Your task is to repeat the entries exactly. Leave the pictures out.

** Start of MATERIAL **

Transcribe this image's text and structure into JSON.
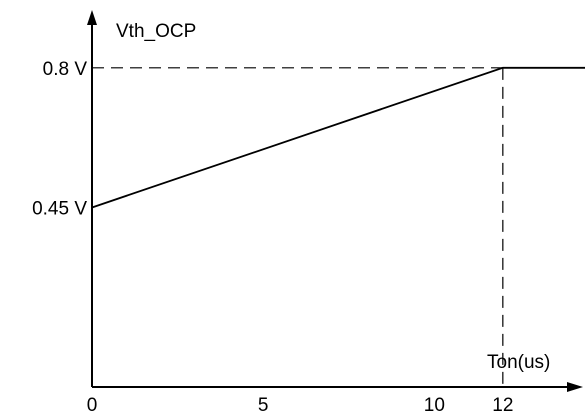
{
  "chart_data": {
    "type": "line",
    "ylabel": "Vth_OCP",
    "xlabel": "Ton(us)",
    "x_ticks": [
      "0",
      "5",
      "10",
      "12"
    ],
    "y_ticks": [
      "0.45 V",
      "0.8 V"
    ],
    "xlim": [
      0,
      14.4
    ],
    "ylim": [
      0,
      0.97
    ],
    "grid": false,
    "series": [
      {
        "x": [
          0,
          12,
          14.4
        ],
        "y": [
          0.45,
          0.8,
          0.8
        ]
      }
    ],
    "guides": {
      "x": 12,
      "y": 0.8,
      "style": "dashed"
    },
    "colors": {
      "axis": "#000000",
      "line": "#000000"
    }
  }
}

** End of MATERIAL **

- SOLVED EXERCISE
Transcribe this image's text and structure into JSON.
{
  "chart_data": {
    "type": "line",
    "ylabel": "Vth_OCP",
    "xlabel": "Ton(us)",
    "x_ticks": [
      "0",
      "5",
      "10",
      "12"
    ],
    "y_ticks": [
      "0.45 V",
      "0.8 V"
    ],
    "xlim": [
      0,
      14.4
    ],
    "ylim": [
      0,
      0.97
    ],
    "grid": false,
    "series": [
      {
        "x": [
          0,
          12,
          14.4
        ],
        "y": [
          0.45,
          0.8,
          0.8
        ]
      }
    ],
    "guides": {
      "x": 12,
      "y": 0.8,
      "style": "dashed"
    },
    "colors": {
      "axis": "#000000",
      "line": "#000000"
    }
  }
}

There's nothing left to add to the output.